**Task to carry out:**
Print all of the data exactly.

* Begin Data for processing *

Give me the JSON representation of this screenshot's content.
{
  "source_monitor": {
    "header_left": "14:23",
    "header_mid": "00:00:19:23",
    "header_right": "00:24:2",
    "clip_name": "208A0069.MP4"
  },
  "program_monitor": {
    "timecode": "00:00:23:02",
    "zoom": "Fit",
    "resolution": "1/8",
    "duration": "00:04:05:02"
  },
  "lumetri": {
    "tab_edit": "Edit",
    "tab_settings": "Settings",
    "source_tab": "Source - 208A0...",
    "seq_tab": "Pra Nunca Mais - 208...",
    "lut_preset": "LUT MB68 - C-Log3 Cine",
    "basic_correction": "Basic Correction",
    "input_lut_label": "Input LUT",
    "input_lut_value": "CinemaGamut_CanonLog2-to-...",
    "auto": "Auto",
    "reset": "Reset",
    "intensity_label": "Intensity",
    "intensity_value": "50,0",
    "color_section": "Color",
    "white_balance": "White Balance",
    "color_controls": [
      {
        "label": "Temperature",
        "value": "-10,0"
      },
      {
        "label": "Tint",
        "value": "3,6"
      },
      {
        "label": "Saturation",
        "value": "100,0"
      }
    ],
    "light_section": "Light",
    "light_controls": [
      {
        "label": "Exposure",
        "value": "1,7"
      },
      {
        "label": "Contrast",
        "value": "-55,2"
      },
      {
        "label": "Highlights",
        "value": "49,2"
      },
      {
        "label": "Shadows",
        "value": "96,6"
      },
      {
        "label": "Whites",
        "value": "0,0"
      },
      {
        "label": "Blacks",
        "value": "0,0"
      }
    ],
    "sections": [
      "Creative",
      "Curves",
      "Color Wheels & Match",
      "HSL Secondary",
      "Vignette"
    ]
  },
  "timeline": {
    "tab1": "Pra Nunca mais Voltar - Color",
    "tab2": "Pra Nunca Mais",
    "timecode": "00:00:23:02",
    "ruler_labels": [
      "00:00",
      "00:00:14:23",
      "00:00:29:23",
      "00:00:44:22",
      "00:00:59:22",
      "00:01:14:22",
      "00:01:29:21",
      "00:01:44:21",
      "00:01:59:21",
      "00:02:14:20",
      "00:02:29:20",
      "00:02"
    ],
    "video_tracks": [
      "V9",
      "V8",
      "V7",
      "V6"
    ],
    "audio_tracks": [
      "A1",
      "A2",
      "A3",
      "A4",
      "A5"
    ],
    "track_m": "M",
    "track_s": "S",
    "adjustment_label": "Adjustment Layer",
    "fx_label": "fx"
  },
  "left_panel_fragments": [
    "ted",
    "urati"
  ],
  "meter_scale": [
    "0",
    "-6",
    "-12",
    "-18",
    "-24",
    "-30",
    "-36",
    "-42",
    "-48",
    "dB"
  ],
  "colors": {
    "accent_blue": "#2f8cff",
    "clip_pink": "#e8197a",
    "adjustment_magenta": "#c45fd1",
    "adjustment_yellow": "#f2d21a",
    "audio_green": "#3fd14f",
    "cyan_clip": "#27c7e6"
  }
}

* End Data for processing *

**Result:**
Give me the JSON representation of this screenshot's content.
{
  "source_monitor": {
    "header_left": "14:23",
    "header_mid": "00:00:19:23",
    "header_right": "00:24:2",
    "clip_name": "208A0069.MP4"
  },
  "program_monitor": {
    "timecode": "00:00:23:02",
    "zoom": "Fit",
    "resolution": "1/8",
    "duration": "00:04:05:02"
  },
  "lumetri": {
    "tab_edit": "Edit",
    "tab_settings": "Settings",
    "source_tab": "Source - 208A0...",
    "seq_tab": "Pra Nunca Mais - 208...",
    "lut_preset": "LUT MB68 - C-Log3 Cine",
    "basic_correction": "Basic Correction",
    "input_lut_label": "Input LUT",
    "input_lut_value": "CinemaGamut_CanonLog2-to-...",
    "auto": "Auto",
    "reset": "Reset",
    "intensity_label": "Intensity",
    "intensity_value": "50,0",
    "color_section": "Color",
    "white_balance": "White Balance",
    "color_controls": [
      {
        "label": "Temperature",
        "value": "-10,0"
      },
      {
        "label": "Tint",
        "value": "3,6"
      },
      {
        "label": "Saturation",
        "value": "100,0"
      }
    ],
    "light_section": "Light",
    "light_controls": [
      {
        "label": "Exposure",
        "value": "1,7"
      },
      {
        "label": "Contrast",
        "value": "-55,2"
      },
      {
        "label": "Highlights",
        "value": "49,2"
      },
      {
        "label": "Shadows",
        "value": "96,6"
      },
      {
        "label": "Whites",
        "value": "0,0"
      },
      {
        "label": "Blacks",
        "value": "0,0"
      }
    ],
    "sections": [
      "Creative",
      "Curves",
      "Color Wheels & Match",
      "HSL Secondary",
      "Vignette"
    ]
  },
  "timeline": {
    "tab1": "Pra Nunca mais Voltar - Color",
    "tab2": "Pra Nunca Mais",
    "timecode": "00:00:23:02",
    "ruler_labels": [
      "00:00",
      "00:00:14:23",
      "00:00:29:23",
      "00:00:44:22",
      "00:00:59:22",
      "00:01:14:22",
      "00:01:29:21",
      "00:01:44:21",
      "00:01:59:21",
      "00:02:14:20",
      "00:02:29:20",
      "00:02"
    ],
    "video_tracks": [
      "V9",
      "V8",
      "V7",
      "V6"
    ],
    "audio_tracks": [
      "A1",
      "A2",
      "A3",
      "A4",
      "A5"
    ],
    "track_m": "M",
    "track_s": "S",
    "adjustment_label": "Adjustment Layer",
    "fx_label": "fx"
  },
  "left_panel_fragments": [
    "ted",
    "urati"
  ],
  "meter_scale": [
    "0",
    "-6",
    "-12",
    "-18",
    "-24",
    "-30",
    "-36",
    "-42",
    "-48",
    "dB"
  ],
  "colors": {
    "accent_blue": "#2f8cff",
    "clip_pink": "#e8197a",
    "adjustment_magenta": "#c45fd1",
    "adjustment_yellow": "#f2d21a",
    "audio_green": "#3fd14f",
    "cyan_clip": "#27c7e6"
  }
}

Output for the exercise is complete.